Copy out each line in the material below that has the word "data".

▽

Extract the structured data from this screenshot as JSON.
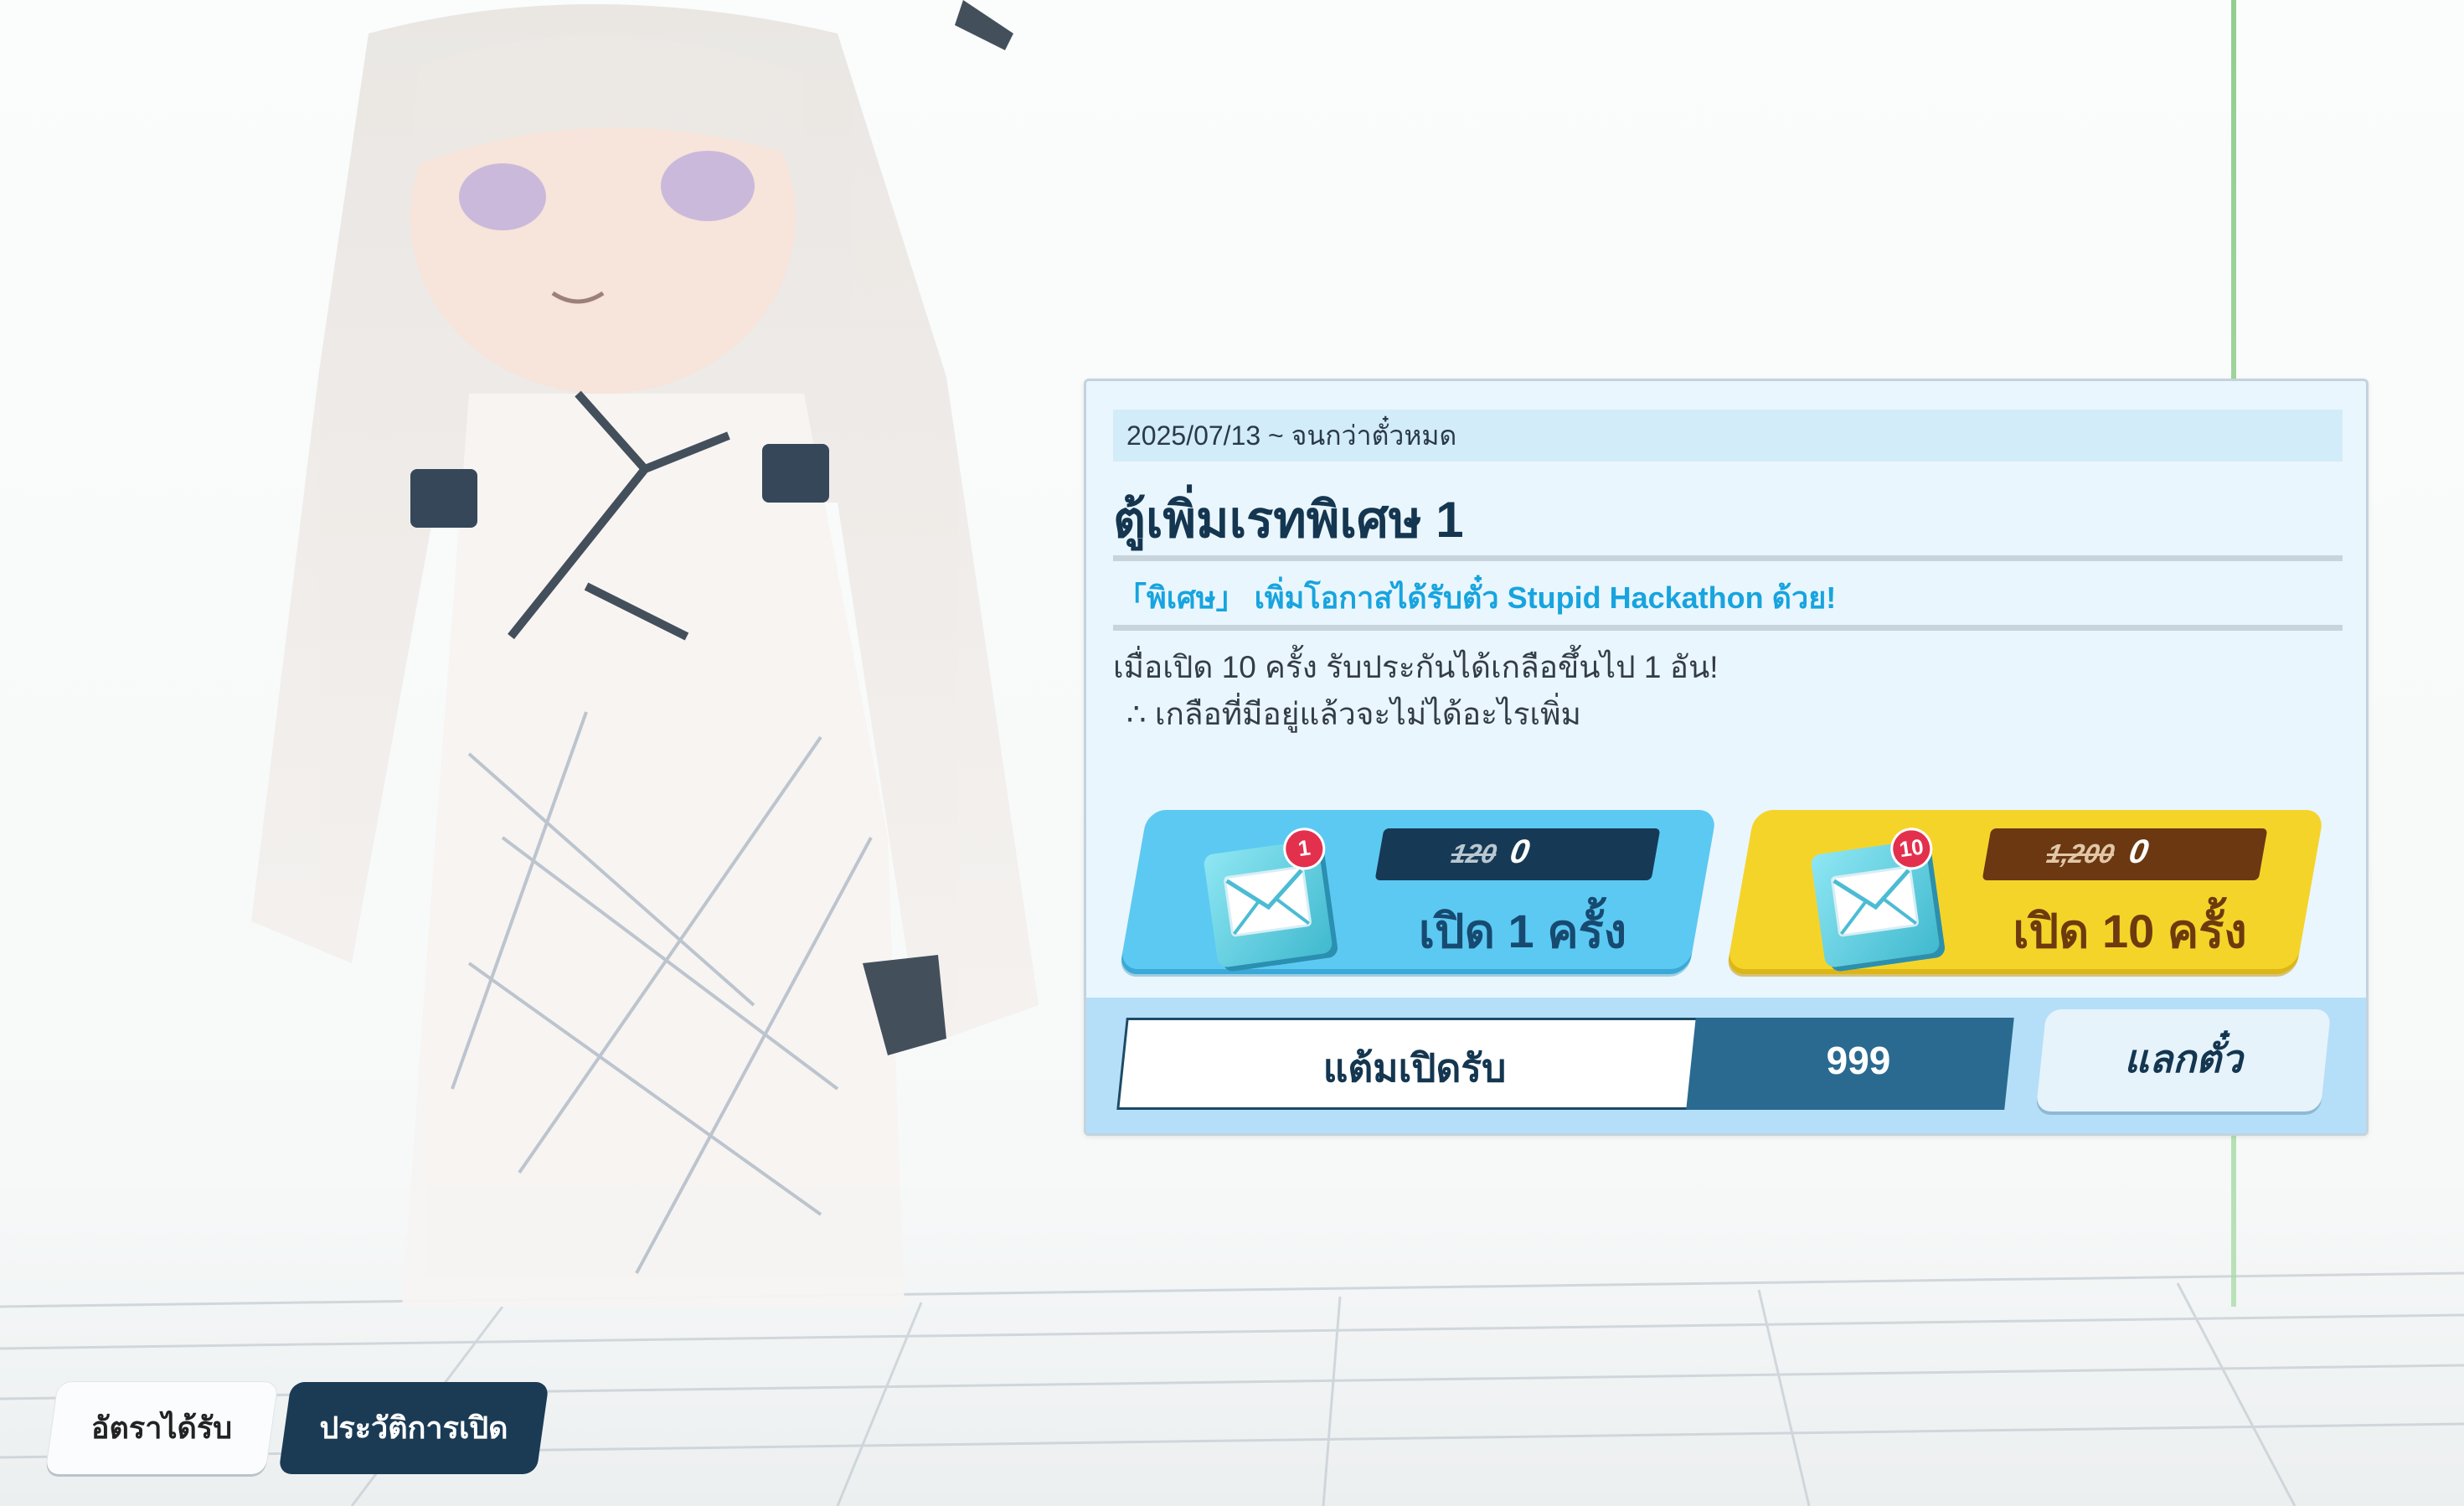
{
  "banner": {
    "date_range": "2025/07/13 ~ จนกว่าตั๋วหมด",
    "title": "ตู้เพิ่มเรทพิเศษ 1",
    "subtitle": "「พิเศษ」 เพิ่มโอกาสได้รับตั๋ว Stupid Hackathon ด้วย!",
    "description_line1": "เมื่อเปิด 10 ครั้ง รับประกันได้เกลือขึ้นไป 1 อัน!",
    "description_line2": "∴ เกลือที่มีอยู่แล้วจะไม่ได้อะไรเพิ่ม"
  },
  "pulls": [
    {
      "badge": "1",
      "old_price": "120",
      "new_price": "0",
      "label": "เปิด 1 ครั้ง",
      "color": "#5cc9f3",
      "icon": "mail-ticket-icon"
    },
    {
      "badge": "10",
      "old_price": "1,200",
      "new_price": "0",
      "label": "เปิด 10 ครั้ง",
      "color": "#f5d42a",
      "icon": "mail-ticket-icon"
    }
  ],
  "points": {
    "label": "แต้มเปิดรับ",
    "value": "999",
    "exchange_label": "แลกตั๋ว"
  },
  "tabs": {
    "rates_label": "อัตราได้รับ",
    "history_label": "ประวัติการเปิด"
  },
  "colors": {
    "panel_bg": "#eaf6fd",
    "accent_blue": "#17a4df",
    "dark_navy": "#143650"
  }
}
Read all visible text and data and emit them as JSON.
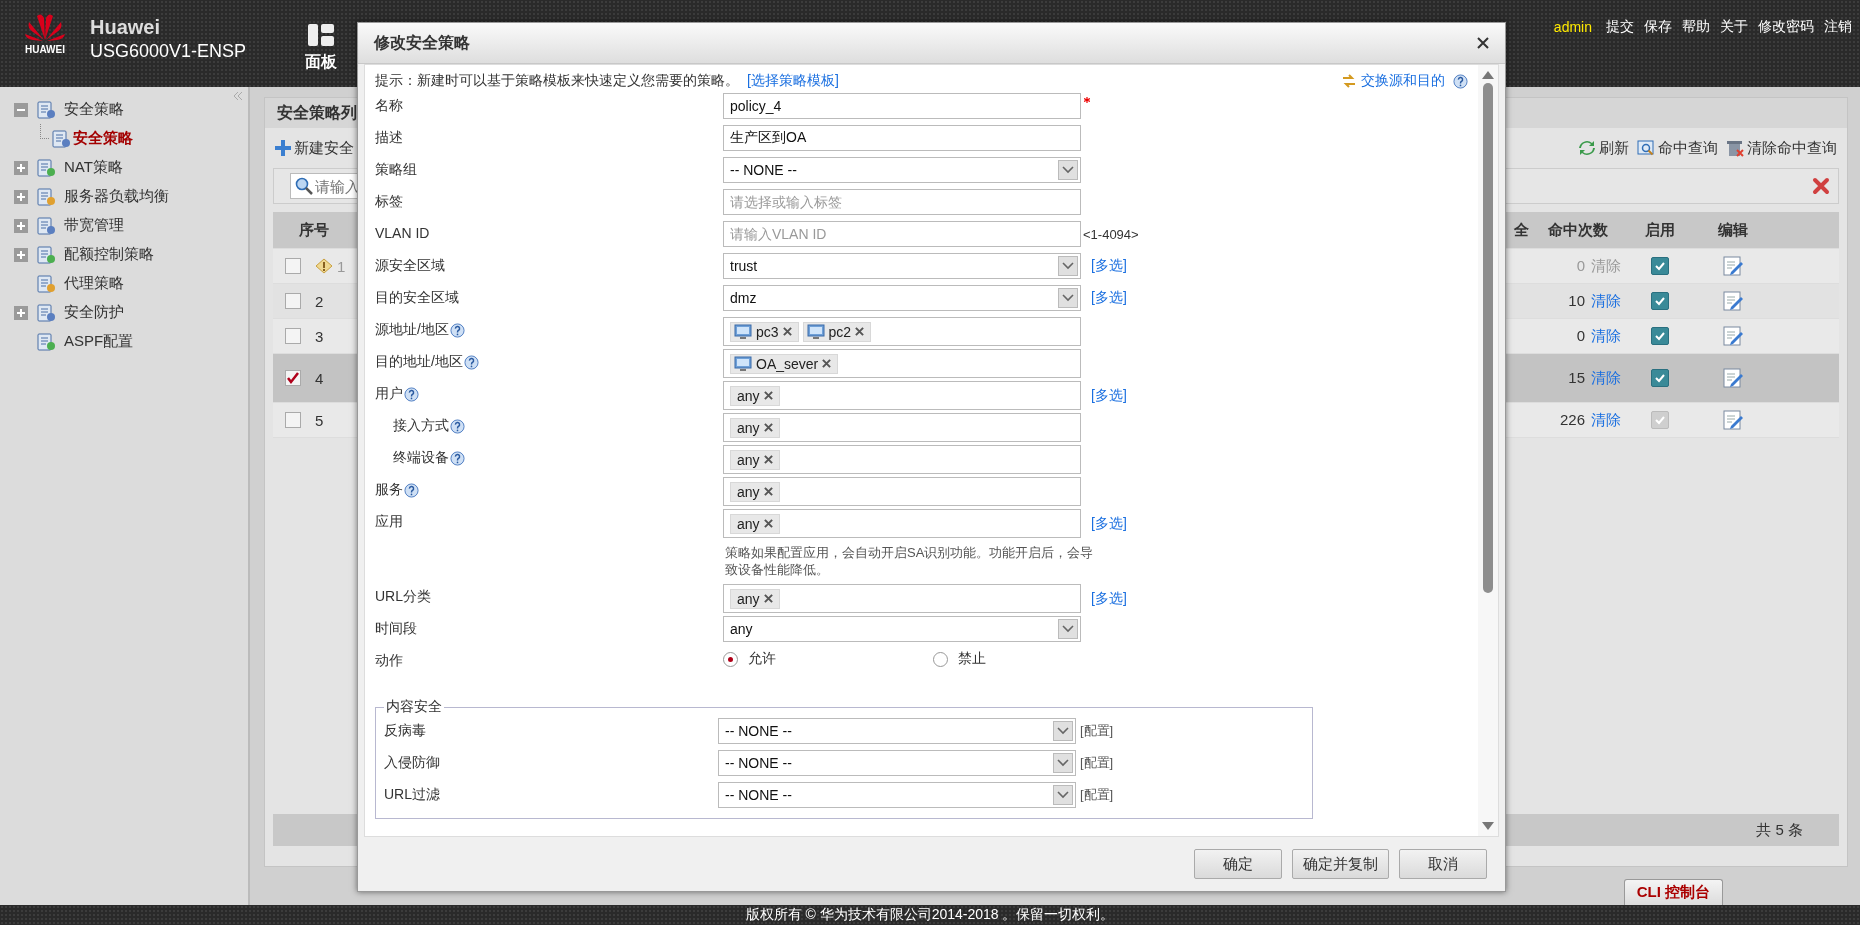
{
  "header": {
    "brand": "Huawei",
    "logo_text": "HUAWEI",
    "product": "USG6000V1-ENSP",
    "nav": [
      {
        "label": "面板",
        "selected": false
      }
    ],
    "user": "admin",
    "links": [
      "提交",
      "保存",
      "帮助",
      "关于",
      "修改密码",
      "注销"
    ]
  },
  "sidebar": {
    "items": [
      {
        "label": "安全策略",
        "expanded": true,
        "children": [
          {
            "label": "安全策略",
            "selected": true
          }
        ]
      },
      {
        "label": "NAT策略",
        "expanded": false
      },
      {
        "label": "服务器负载均衡",
        "expanded": false
      },
      {
        "label": "带宽管理",
        "expanded": false
      },
      {
        "label": "配额控制策略",
        "expanded": false
      },
      {
        "label": "代理策略"
      },
      {
        "label": "安全防护",
        "expanded": false
      },
      {
        "label": "ASPF配置"
      }
    ]
  },
  "panel": {
    "title": "安全策略列",
    "new_button": "新建安全",
    "tools": [
      "刷新",
      "命中查询",
      "清除命中查询"
    ],
    "search": {
      "placeholder": "请输入"
    },
    "table": {
      "columns": [
        "序号",
        "全",
        "命中次数",
        "启用",
        "编辑"
      ],
      "rows": [
        {
          "id": "1",
          "warning": true,
          "checked": false,
          "selected": false,
          "hits": "0",
          "clear": "清除",
          "clear_disabled": true,
          "enabled": true,
          "enabled_disabled": false
        },
        {
          "id": "2",
          "warning": false,
          "checked": false,
          "selected": false,
          "hits": "10",
          "clear": "清除",
          "clear_disabled": false,
          "enabled": true,
          "enabled_disabled": false
        },
        {
          "id": "3",
          "warning": false,
          "checked": false,
          "selected": false,
          "hits": "0",
          "clear": "清除",
          "clear_disabled": false,
          "enabled": true,
          "enabled_disabled": false
        },
        {
          "id": "4",
          "warning": false,
          "checked": true,
          "selected": true,
          "hits": "15",
          "clear": "清除",
          "clear_disabled": false,
          "enabled": true,
          "enabled_disabled": false
        },
        {
          "id": "5",
          "warning": false,
          "checked": false,
          "selected": false,
          "hits": "226",
          "clear": "清除",
          "clear_disabled": false,
          "enabled": true,
          "enabled_disabled": true
        }
      ]
    },
    "total": "共 5 条"
  },
  "cli_tab": "CLI 控制台",
  "copyright": "版权所有 © 华为技术有限公司2014-2018 。保留一切权利。",
  "dialog": {
    "title": "修改安全策略",
    "hint": "提示：新建时可以基于策略模板来快速定义您需要的策略。",
    "hint_link": "[选择策略模板]",
    "swap_link": "交换源和目的",
    "fields": [
      {
        "label": "名称",
        "kind": "text",
        "value": "policy_4",
        "required": true
      },
      {
        "label": "描述",
        "kind": "text",
        "value": "生产区到OA"
      },
      {
        "label": "策略组",
        "kind": "select",
        "value": "-- NONE --"
      },
      {
        "label": "标签",
        "kind": "text",
        "placeholder": "请选择或输入标签"
      },
      {
        "label": "VLAN ID",
        "kind": "text",
        "placeholder": "请输入VLAN ID",
        "range": "<1-4094>"
      },
      {
        "label": "源安全区域",
        "kind": "select",
        "value": "trust",
        "multi": "[多选]"
      },
      {
        "label": "目的安全区域",
        "kind": "select",
        "value": "dmz",
        "multi": "[多选]"
      },
      {
        "label": "源地址/地区",
        "kind": "tags",
        "help": true,
        "tags": [
          {
            "text": "pc3",
            "kind": "address"
          },
          {
            "text": "pc2",
            "kind": "address"
          }
        ]
      },
      {
        "label": "目的地址/地区",
        "kind": "tags",
        "help": true,
        "tags": [
          {
            "text": "OA_sever",
            "kind": "address"
          }
        ]
      },
      {
        "label": "用户",
        "kind": "tags",
        "help": true,
        "tags": [
          {
            "text": "any",
            "kind": "plain"
          }
        ],
        "multi": "[多选]",
        "children": [
          {
            "label": "接入方式",
            "kind": "tags",
            "help": true,
            "tags": [
              {
                "text": "any",
                "kind": "plain"
              }
            ]
          },
          {
            "label": "终端设备",
            "kind": "tags",
            "help": true,
            "tags": [
              {
                "text": "any",
                "kind": "plain"
              }
            ]
          }
        ]
      },
      {
        "label": "服务",
        "kind": "tags",
        "help": true,
        "tags": [
          {
            "text": "any",
            "kind": "plain"
          }
        ]
      },
      {
        "label": "应用",
        "kind": "tags",
        "tags": [
          {
            "text": "any",
            "kind": "plain"
          }
        ],
        "multi": "[多选]",
        "note": "策略如果配置应用，会自动开启SA识别功能。功能开启后，会导致设备性能降低。"
      },
      {
        "label": "URL分类",
        "kind": "tags",
        "tags": [
          {
            "text": "any",
            "kind": "plain"
          }
        ],
        "multi": "[多选]"
      },
      {
        "label": "时间段",
        "kind": "select",
        "value": "any"
      },
      {
        "label": "动作",
        "kind": "radio",
        "options": [
          {
            "label": "允许",
            "selected": true
          },
          {
            "label": "禁止",
            "selected": false
          }
        ]
      }
    ],
    "content_security": {
      "legend": "内容安全",
      "fields": [
        {
          "label": "反病毒",
          "value": "-- NONE --",
          "link": "[配置]"
        },
        {
          "label": "入侵防御",
          "value": "-- NONE --",
          "link": "[配置]"
        },
        {
          "label": "URL过滤",
          "value": "-- NONE --",
          "link": "[配置]"
        }
      ]
    },
    "buttons": [
      "确定",
      "确定并复制",
      "取消"
    ]
  }
}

△

-- Output for this exercise --
Extract the structured data from this screenshot as JSON.
Read all visible text and data and emit them as JSON.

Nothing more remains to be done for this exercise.